Quest'anno la marcia è stata coordinata da Vann Sy Vorn, che ne ha percorso
ogni passo. Da quando incontrò Maha Ghosananda al tempo della I Dhammayietra,
attraverso i campi di battaglia della Cambogia, non ha mai smesso di camminare.
E proprio grazie alla sua visione e determinazione che questa tradizione si
è mantenuta viva.
I peacemaker che camminano nelle comunità di malati di Aids sono giunti
al terzo anno di questo loro impegno a favore di molti.
Lo scorso mese c'è stato il più alto numero di ammissioni al programma
di assistenza domiciliare per coloro che stanno per morire. Mossi dalla compassione
per questo mondo, quattro nuovi membri si sono uniti allo staff per proseguire
il lavoro in questo campo.
Anche Yean Ean, un altro dei partecipanti alla prima Dhammayietra, ha preso
parte alla marcia di quest'anno. Riflettendo sull'esperienza degli ultimi due
anni, Ean parla di come la sofferenza che ha incontrato lo abbia reso ancora
più compassionevole.
Il programma di studio per i peacemaker della Dhammayietra iniziato nel 1995
ha continuato a evolversi. All'inizio si basava sul modello di insegnamento
centrato sull'insegnante con l'obiettivo di far entrare in contatto il maggior
numero possibile di giovani cambogiani con modelli di ruolo pacifici. Ora si
è passati ad un approccio di apprendimento attivo. Lo scorso anno, piccoli
gruppi di giovani hanno riflettuto insieme sulle proprie vite alla luce di personaggi
come Martin Luther King, Gandhi, Thich Nhat Hanh e Maha Ghosananda.
Il 9 aprile 2003 lo staff della Dhammayietra e i volontari hanno messo in pratica
il "andare lungo lo stesso cammino" quando la XIII Dhammayietra ha
attraversato Sisophon, nel nord ovest del paese. La marcia che si svolge ogni
anno è sempre stata un'espressione simbolica di ciò che sono i
nostri cammini giorno dopo giorno, un tempo per riflettere su dove siamo e sul
cammino che ancora ci aspetta.
Le mie riflessioni personali mi hanno riportato indietro di circa 15 anni quando
un altro gruppo di individui estremamente comuni (posso ancora sentirli gridarmi:
"Parla per te, bianco!" E io lo faccio) profondamente toccati dalla
sofferenza di altri esseri umani intrappolati nella guerra, decisero di camminare
insieme. Per dirla con poche parole: "Videro l'ingiustizia e vollero ripararla,
videro la sofferenza e vollero guarirla, videro la guerra e vollero fermarla".

+ + +

■ **ATTIVITÀ 1**:
In base al brano sulla Dhammayietra, spiega perché all'inizio il programma di studio per i peacemaker si basava sul modello di insegnamento centrato sull'insegnante.
■ **ATTIVITÀ 2**:
Ricopia dal brano sulla Dhammayietra il passo compreso tra "Anche Yean Ean, un" e "più compassionevole.", estremi inclusi.

+ + +

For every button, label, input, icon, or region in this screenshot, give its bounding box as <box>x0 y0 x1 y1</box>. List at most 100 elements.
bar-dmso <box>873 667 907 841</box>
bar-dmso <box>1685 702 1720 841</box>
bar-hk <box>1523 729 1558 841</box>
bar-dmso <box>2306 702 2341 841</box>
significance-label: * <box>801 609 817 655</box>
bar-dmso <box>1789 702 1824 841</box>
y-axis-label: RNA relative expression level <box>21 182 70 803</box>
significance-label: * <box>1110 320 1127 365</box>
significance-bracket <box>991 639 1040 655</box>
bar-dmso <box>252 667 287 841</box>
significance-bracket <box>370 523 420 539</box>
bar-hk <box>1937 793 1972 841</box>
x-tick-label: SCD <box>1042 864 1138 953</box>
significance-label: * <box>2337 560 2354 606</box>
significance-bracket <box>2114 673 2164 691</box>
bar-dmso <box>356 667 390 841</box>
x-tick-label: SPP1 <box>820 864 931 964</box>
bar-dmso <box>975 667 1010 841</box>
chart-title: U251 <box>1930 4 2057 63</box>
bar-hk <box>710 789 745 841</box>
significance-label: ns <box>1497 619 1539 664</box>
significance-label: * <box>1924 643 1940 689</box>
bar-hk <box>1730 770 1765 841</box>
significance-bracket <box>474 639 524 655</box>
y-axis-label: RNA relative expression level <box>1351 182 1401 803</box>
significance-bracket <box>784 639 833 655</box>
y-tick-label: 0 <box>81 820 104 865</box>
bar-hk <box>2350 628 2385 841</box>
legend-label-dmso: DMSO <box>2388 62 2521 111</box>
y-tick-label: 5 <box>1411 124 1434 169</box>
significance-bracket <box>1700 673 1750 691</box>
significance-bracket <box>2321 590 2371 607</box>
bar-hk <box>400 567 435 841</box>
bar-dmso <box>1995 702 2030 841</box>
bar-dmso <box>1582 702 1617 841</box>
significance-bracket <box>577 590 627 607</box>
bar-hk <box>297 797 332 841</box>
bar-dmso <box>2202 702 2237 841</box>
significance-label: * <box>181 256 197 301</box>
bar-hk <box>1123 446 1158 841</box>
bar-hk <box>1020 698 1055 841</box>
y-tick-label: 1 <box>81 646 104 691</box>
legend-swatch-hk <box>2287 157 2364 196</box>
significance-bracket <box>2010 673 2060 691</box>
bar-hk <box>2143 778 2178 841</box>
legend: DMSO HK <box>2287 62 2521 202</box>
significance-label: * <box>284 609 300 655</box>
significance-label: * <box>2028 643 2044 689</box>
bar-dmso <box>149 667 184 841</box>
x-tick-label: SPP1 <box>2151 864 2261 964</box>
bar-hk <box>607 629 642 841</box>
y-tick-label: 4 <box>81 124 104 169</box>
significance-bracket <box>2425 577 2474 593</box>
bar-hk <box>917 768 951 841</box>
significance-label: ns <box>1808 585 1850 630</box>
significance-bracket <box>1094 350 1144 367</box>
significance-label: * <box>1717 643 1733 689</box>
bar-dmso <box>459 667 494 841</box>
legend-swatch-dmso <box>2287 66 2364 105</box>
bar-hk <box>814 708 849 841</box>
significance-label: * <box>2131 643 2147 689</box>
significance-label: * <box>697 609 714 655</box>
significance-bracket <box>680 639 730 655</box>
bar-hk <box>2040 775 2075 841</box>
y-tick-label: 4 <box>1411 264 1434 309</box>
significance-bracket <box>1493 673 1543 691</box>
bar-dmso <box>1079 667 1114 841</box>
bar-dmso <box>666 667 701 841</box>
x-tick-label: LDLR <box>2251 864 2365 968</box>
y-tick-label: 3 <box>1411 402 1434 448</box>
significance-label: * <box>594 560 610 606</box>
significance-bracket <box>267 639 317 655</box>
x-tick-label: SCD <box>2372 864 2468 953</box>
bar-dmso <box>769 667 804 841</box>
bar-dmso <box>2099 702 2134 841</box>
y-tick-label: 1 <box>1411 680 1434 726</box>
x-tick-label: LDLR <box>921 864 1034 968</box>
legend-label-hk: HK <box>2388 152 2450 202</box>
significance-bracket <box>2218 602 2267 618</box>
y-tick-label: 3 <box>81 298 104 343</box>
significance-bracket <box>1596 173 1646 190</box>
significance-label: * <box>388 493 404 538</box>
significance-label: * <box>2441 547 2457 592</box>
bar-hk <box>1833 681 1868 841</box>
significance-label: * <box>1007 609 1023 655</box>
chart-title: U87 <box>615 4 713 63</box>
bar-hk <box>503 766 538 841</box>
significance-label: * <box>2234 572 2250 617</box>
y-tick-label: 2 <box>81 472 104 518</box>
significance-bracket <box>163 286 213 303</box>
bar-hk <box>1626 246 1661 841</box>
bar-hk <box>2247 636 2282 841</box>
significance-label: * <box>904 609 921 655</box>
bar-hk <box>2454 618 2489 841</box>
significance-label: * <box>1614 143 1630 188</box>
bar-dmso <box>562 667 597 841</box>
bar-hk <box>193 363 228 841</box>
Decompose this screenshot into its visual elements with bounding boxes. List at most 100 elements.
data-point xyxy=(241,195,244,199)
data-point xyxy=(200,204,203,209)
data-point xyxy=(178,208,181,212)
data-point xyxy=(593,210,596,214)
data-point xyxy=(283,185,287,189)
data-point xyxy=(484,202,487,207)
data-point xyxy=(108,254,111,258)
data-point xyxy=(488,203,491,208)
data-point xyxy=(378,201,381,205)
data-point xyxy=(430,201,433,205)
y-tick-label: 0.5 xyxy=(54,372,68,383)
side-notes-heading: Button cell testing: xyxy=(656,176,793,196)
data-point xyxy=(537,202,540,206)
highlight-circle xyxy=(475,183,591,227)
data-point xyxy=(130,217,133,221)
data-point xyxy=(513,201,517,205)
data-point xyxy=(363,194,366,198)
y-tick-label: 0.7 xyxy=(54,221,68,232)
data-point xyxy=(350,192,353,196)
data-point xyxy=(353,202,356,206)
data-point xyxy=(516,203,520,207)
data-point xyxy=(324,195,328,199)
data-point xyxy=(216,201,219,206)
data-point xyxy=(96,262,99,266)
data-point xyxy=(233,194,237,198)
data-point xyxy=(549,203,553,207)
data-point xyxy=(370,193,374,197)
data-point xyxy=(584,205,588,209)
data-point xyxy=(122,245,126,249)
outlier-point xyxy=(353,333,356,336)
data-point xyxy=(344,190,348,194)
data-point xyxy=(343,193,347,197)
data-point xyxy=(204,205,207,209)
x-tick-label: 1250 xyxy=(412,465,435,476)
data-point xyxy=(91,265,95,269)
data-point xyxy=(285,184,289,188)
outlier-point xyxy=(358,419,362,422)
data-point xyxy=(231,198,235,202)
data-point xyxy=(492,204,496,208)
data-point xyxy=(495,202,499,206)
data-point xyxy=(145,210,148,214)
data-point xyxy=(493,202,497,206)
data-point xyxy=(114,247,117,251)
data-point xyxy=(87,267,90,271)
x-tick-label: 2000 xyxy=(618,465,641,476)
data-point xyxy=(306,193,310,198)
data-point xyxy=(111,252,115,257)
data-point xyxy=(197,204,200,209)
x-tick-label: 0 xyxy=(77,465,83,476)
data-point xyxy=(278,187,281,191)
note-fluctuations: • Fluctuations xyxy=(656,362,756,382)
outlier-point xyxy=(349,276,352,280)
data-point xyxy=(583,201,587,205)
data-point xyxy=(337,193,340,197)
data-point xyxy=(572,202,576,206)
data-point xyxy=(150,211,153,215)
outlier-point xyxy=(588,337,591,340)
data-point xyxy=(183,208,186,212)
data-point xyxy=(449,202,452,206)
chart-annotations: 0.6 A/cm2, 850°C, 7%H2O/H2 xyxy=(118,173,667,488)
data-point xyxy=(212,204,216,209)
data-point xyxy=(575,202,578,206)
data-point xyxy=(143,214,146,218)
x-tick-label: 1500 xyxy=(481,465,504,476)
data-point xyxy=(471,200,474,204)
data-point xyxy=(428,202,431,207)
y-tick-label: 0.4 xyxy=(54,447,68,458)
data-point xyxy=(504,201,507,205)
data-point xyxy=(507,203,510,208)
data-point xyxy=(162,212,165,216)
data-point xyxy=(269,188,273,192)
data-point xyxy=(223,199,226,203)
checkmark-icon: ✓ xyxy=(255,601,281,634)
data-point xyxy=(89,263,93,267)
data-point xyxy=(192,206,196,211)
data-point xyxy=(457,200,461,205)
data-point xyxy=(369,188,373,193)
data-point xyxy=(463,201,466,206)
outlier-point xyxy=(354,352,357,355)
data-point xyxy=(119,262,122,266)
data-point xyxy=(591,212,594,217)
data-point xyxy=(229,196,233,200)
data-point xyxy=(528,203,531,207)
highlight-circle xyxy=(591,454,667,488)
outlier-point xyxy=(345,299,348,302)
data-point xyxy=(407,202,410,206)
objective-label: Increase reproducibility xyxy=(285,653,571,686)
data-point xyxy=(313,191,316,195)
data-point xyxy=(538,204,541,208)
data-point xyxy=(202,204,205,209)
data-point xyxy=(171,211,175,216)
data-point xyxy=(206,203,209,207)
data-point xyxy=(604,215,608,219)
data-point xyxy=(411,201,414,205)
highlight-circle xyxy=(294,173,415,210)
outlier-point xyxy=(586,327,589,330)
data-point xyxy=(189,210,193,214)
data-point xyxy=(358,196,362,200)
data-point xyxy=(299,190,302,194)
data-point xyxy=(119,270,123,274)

+ + +

■ **SOLUZIONE ESERCIZIO 1**:
All'inizio il programma si basava su quel modello perché l'obiettivo era far entrare in contatto il maggior numero possibile di giovani cambogiani con modelli di ruolo pacifici.

■ **SOLUZIONE ESERCIZIO 2**:
Anche Yean Ean, un altro dei partecipanti alla prima Dhammayietra, ha preso
parte alla marcia di quest'anno. Riflettendo sull'esperienza degli ultimi due
anni, Ean parla di come la sofferenza che ha incontrato lo abbia reso ancora
più compassionevole.